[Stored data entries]
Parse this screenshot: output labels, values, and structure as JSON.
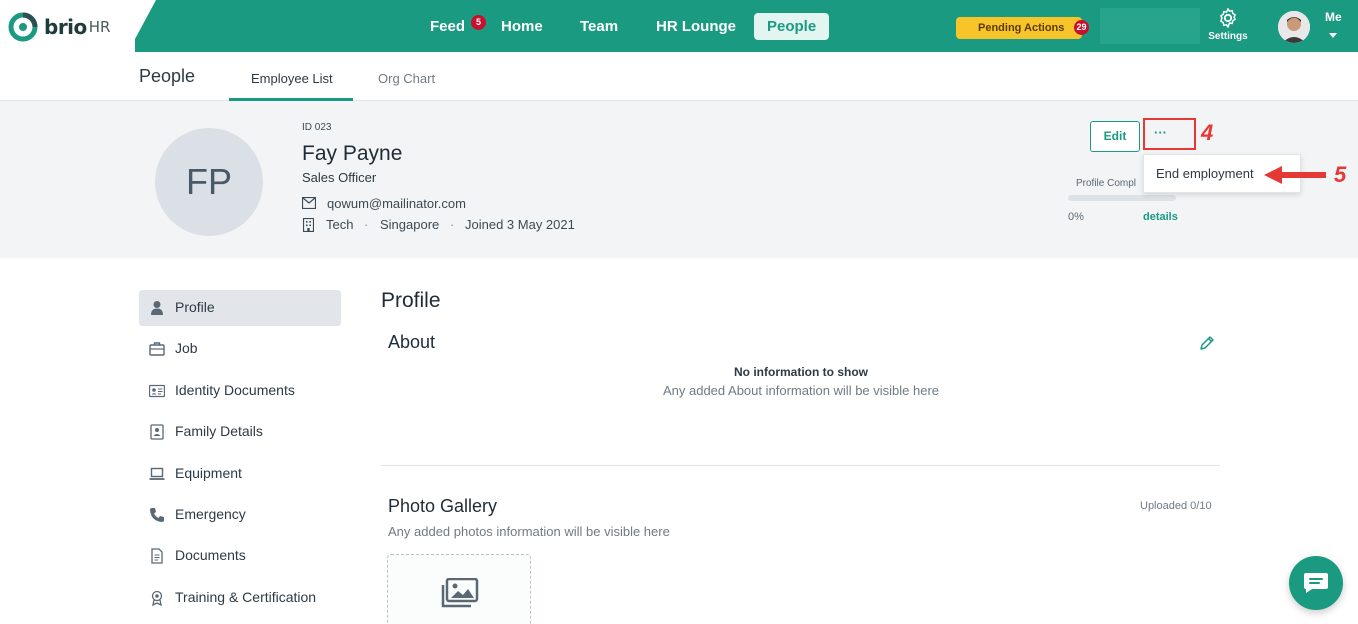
{
  "brand": {
    "name": "brio",
    "suffix": "HR"
  },
  "topnav": {
    "items": [
      {
        "label": "Feed",
        "badge": "5"
      },
      {
        "label": "Home"
      },
      {
        "label": "Team"
      },
      {
        "label": "HR Lounge"
      },
      {
        "label": "People",
        "active": true
      }
    ],
    "pending_label": "Pending Actions",
    "pending_count": "29",
    "settings_label": "Settings",
    "me_label": "Me"
  },
  "subnav": {
    "title": "People",
    "tabs": [
      {
        "label": "Employee List",
        "active": true
      },
      {
        "label": "Org Chart"
      }
    ]
  },
  "employee": {
    "initials": "FP",
    "id": "ID 023",
    "name": "Fay Payne",
    "title": "Sales Officer",
    "email": "qowum@mailinator.com",
    "department": "Tech",
    "location": "Singapore",
    "joined": "Joined 3 May 2021"
  },
  "actions": {
    "edit_label": "Edit",
    "more_label": "···",
    "dropdown_item": "End employment",
    "annotation_4": "4",
    "annotation_5": "5"
  },
  "completion": {
    "label": "Profile Compl",
    "value_text": "0%",
    "value": 0,
    "details_label": "details"
  },
  "sidebar": {
    "items": [
      {
        "label": "Profile",
        "icon": "person-icon",
        "active": true
      },
      {
        "label": "Job",
        "icon": "briefcase-icon"
      },
      {
        "label": "Identity Documents",
        "icon": "id-card-icon"
      },
      {
        "label": "Family Details",
        "icon": "family-icon"
      },
      {
        "label": "Equipment",
        "icon": "laptop-icon"
      },
      {
        "label": "Emergency",
        "icon": "phone-icon"
      },
      {
        "label": "Documents",
        "icon": "document-icon"
      },
      {
        "label": "Training & Certification",
        "icon": "certificate-icon"
      }
    ]
  },
  "main": {
    "title": "Profile",
    "about": {
      "title": "About",
      "empty_title": "No information to show",
      "empty_sub": "Any added About information will be visible here"
    },
    "gallery": {
      "title": "Photo Gallery",
      "uploaded": "Uploaded 0/10",
      "sub": "Any added photos information will be visible here"
    }
  },
  "colors": {
    "brand": "#1b9a82",
    "annotation": "#e53935",
    "pending": "#f7c52a",
    "badge": "#c8102e"
  }
}
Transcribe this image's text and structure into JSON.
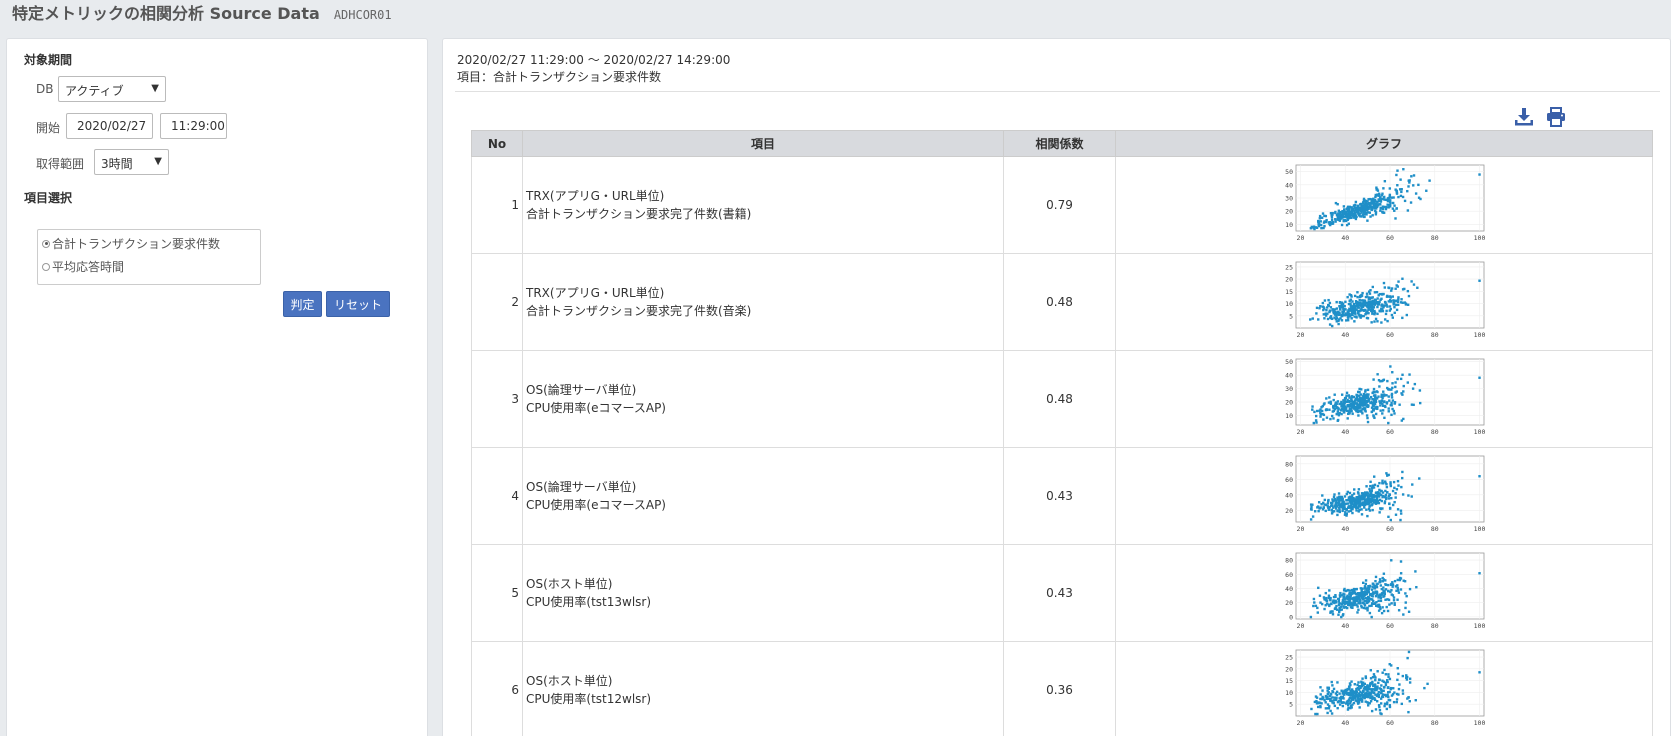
{
  "header": {
    "title": "特定メトリックの相関分析 Source Data",
    "code": "ADHCOR01"
  },
  "sidebar": {
    "period_label": "対象期間",
    "db_label": "DB",
    "db_value": "アクティブ",
    "start_label": "開始",
    "start_date": "2020/02/27",
    "start_time": "11:29:00",
    "range_label": "取得範囲",
    "range_value": "3時間",
    "item_select_label": "項目選択",
    "options": [
      "合計トランザクション要求件数",
      "平均応答時間"
    ],
    "selected_option": 0,
    "judge_button": "判定",
    "reset_button": "リセット"
  },
  "main": {
    "range_text": "2020/02/27 11:29:00 〜 2020/02/27 14:29:00",
    "item_text": "項目：合計トランザクション要求件数",
    "icons": [
      "download-icon",
      "print-icon"
    ],
    "columns": [
      "No",
      "項目",
      "相関係数",
      "グラフ"
    ],
    "rows": [
      {
        "no": "1",
        "line1": "TRX(アプリG・URL単位)",
        "line2": "合計トランザクション要求完了件数(書籍)",
        "coef": "0.79",
        "chart": {
          "yticks": [
            "50",
            "40",
            "30",
            "20",
            "10"
          ],
          "xticks": [
            "20",
            "40",
            "60",
            "80",
            "100"
          ],
          "r": 0.79,
          "ymin": 5,
          "ymax": 55,
          "seed": 11
        }
      },
      {
        "no": "2",
        "line1": "TRX(アプリG・URL単位)",
        "line2": "合計トランザクション要求完了件数(音楽)",
        "coef": "0.48",
        "chart": {
          "yticks": [
            "25",
            "20",
            "15",
            "10",
            "5"
          ],
          "xticks": [
            "20",
            "40",
            "60",
            "80",
            "100"
          ],
          "r": 0.48,
          "ymin": 0,
          "ymax": 27,
          "seed": 23
        }
      },
      {
        "no": "3",
        "line1": "OS(論理サーバ単位)",
        "line2": "CPU使用率(eコマースAP)",
        "coef": "0.48",
        "chart": {
          "yticks": [
            "50",
            "40",
            "30",
            "20",
            "10"
          ],
          "xticks": [
            "20",
            "40",
            "60",
            "80",
            "100"
          ],
          "r": 0.48,
          "ymin": 3,
          "ymax": 52,
          "seed": 37
        }
      },
      {
        "no": "4",
        "line1": "OS(論理サーバ単位)",
        "line2": "CPU使用率(eコマースAP)",
        "coef": "0.43",
        "chart": {
          "yticks": [
            "80",
            "60",
            "40",
            "20"
          ],
          "xticks": [
            "20",
            "40",
            "60",
            "80",
            "100"
          ],
          "r": 0.43,
          "ymin": 5,
          "ymax": 90,
          "seed": 41
        }
      },
      {
        "no": "5",
        "line1": "OS(ホスト単位)",
        "line2": "CPU使用率(tst13wlsr)",
        "coef": "0.43",
        "chart": {
          "yticks": [
            "80",
            "60",
            "40",
            "20",
            "0"
          ],
          "xticks": [
            "20",
            "40",
            "60",
            "80",
            "100"
          ],
          "r": 0.43,
          "ymin": -3,
          "ymax": 90,
          "seed": 53
        }
      },
      {
        "no": "6",
        "line1": "OS(ホスト単位)",
        "line2": "CPU使用率(tst12wlsr)",
        "coef": "0.36",
        "chart": {
          "yticks": [
            "25",
            "20",
            "15",
            "10",
            "5"
          ],
          "xticks": [
            "20",
            "40",
            "60",
            "80",
            "100"
          ],
          "r": 0.36,
          "ymin": 0,
          "ymax": 28,
          "seed": 67
        }
      }
    ]
  },
  "colors": {
    "accent": "#4a73c0",
    "dots": "#1f8fc8",
    "header_bg": "#d8dade"
  }
}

• Problem description:
Check each line of the records for the string "合計トランザクション要求完了件数" and state how many lines contain it. Give only the number.

• The answer:
2